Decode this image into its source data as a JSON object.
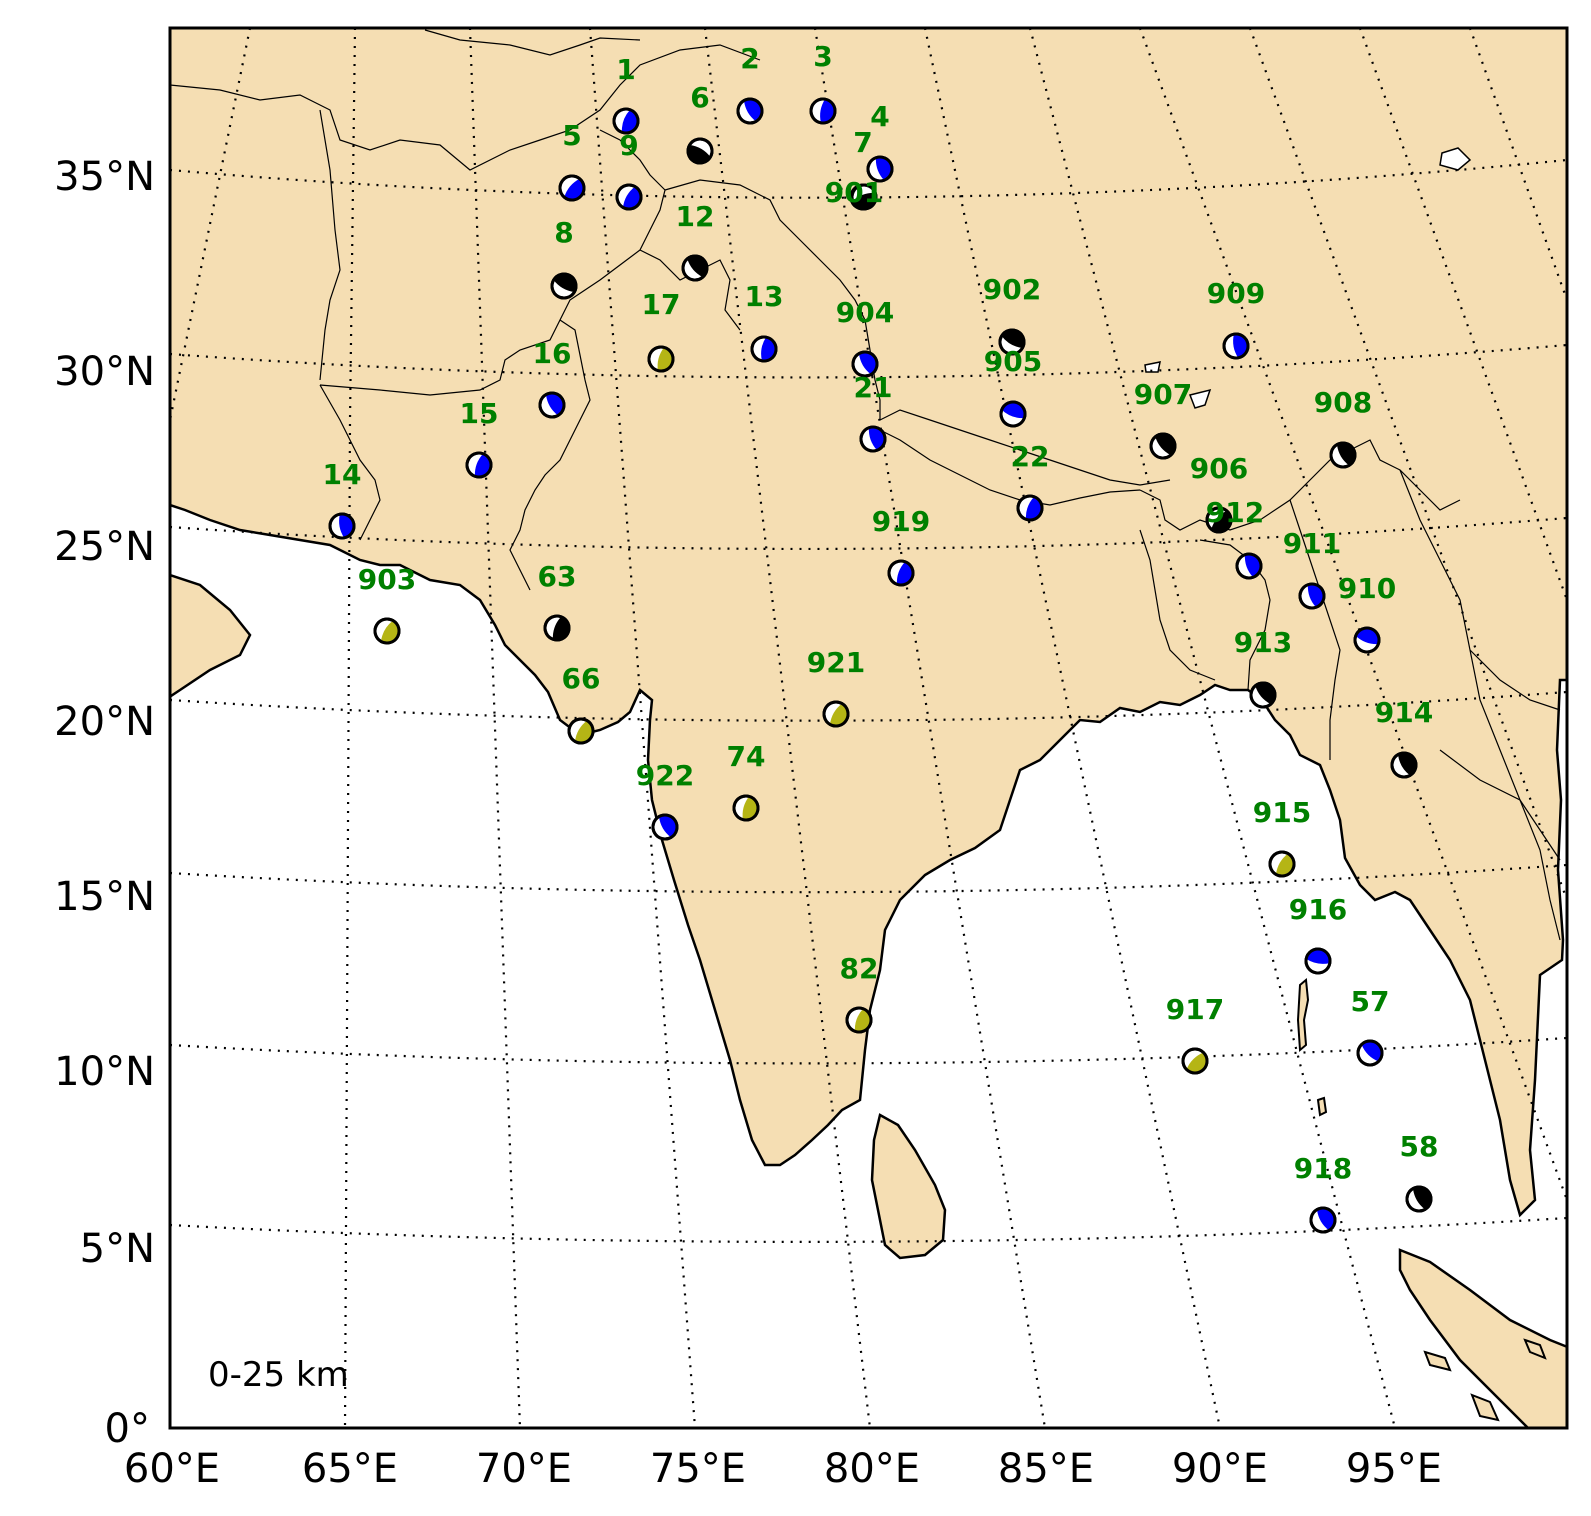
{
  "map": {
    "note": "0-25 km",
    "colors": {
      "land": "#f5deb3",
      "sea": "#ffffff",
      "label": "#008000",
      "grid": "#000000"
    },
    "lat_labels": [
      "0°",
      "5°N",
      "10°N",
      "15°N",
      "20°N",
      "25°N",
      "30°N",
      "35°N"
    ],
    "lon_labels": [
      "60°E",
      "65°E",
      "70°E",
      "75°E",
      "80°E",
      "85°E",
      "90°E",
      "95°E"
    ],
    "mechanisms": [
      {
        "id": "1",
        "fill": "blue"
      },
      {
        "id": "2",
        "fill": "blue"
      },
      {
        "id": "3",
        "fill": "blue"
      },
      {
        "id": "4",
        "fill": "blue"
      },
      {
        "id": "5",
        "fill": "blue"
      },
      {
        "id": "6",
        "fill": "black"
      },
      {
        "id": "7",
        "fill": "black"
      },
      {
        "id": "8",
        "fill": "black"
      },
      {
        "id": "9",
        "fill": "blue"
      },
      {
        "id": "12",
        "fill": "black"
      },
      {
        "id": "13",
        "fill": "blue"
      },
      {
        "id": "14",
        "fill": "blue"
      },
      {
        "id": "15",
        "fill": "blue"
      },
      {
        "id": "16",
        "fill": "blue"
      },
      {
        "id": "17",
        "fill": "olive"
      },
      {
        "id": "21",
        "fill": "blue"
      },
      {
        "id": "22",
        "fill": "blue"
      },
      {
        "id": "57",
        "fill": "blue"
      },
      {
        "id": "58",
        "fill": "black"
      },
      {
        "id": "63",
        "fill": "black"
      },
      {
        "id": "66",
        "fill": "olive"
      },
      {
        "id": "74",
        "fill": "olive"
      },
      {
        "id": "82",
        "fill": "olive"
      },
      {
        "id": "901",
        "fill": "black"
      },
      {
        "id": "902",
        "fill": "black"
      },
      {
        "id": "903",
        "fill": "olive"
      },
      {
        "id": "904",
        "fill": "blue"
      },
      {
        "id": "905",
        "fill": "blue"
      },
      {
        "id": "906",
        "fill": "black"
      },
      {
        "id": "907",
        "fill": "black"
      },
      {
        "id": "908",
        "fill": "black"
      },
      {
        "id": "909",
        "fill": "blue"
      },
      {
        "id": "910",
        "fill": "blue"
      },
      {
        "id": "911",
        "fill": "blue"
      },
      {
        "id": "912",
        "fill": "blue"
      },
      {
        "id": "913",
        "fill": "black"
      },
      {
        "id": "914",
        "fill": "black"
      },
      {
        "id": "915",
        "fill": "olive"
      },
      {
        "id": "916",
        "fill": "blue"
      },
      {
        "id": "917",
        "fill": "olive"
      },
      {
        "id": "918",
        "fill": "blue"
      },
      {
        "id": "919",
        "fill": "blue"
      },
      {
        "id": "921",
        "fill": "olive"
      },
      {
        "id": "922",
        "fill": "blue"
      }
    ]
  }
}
######
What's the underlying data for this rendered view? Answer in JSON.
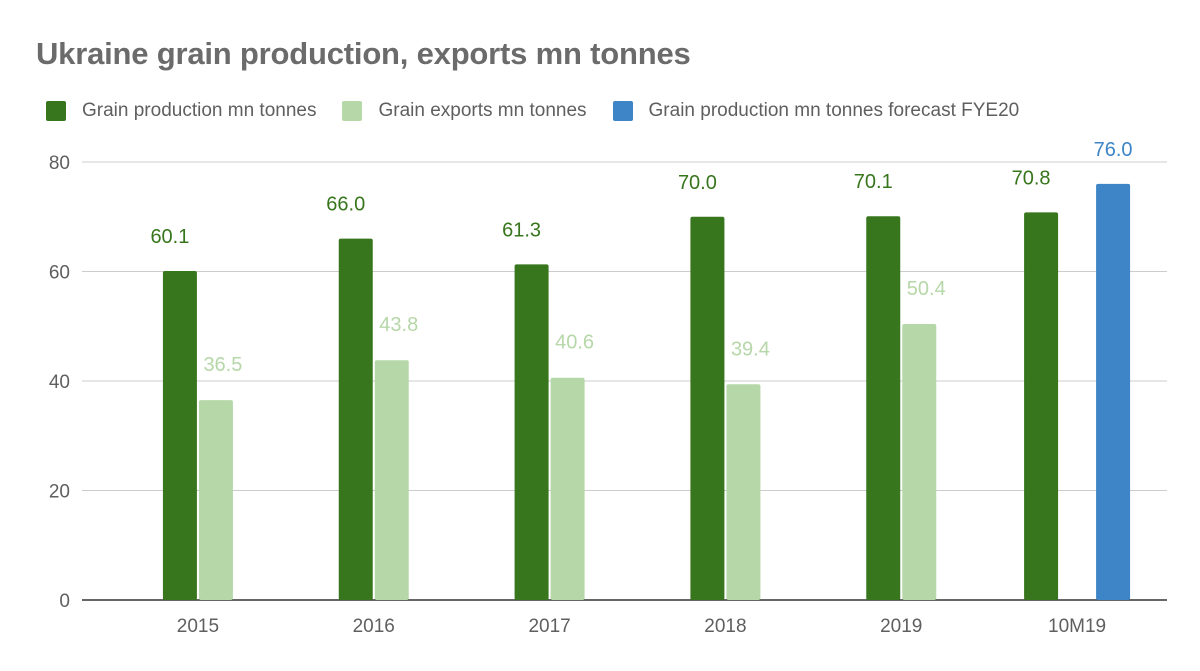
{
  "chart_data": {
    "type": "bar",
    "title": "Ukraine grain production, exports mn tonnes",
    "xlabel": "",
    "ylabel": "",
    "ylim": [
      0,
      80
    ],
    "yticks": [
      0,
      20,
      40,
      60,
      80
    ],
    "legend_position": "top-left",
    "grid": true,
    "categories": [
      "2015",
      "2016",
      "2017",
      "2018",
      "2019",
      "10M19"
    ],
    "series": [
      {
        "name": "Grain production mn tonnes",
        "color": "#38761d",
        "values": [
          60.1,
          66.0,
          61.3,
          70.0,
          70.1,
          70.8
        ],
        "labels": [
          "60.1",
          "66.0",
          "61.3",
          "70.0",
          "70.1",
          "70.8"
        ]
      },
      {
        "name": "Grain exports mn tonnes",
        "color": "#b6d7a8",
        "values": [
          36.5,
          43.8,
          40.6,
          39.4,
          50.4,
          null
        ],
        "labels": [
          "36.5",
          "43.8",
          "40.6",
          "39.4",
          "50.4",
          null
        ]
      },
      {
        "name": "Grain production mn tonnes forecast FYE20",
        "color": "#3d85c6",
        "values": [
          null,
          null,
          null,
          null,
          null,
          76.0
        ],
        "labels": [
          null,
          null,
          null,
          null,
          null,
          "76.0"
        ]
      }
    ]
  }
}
######
## AIM OF THE EXERCISE
Gather each line of the records holding the string "name".

## TASK RESPONSE
        "name": "Grain production mn tonnes",
        "name": "Grain exports mn tonnes",
        "name": "Grain production mn tonnes forecast FYE20",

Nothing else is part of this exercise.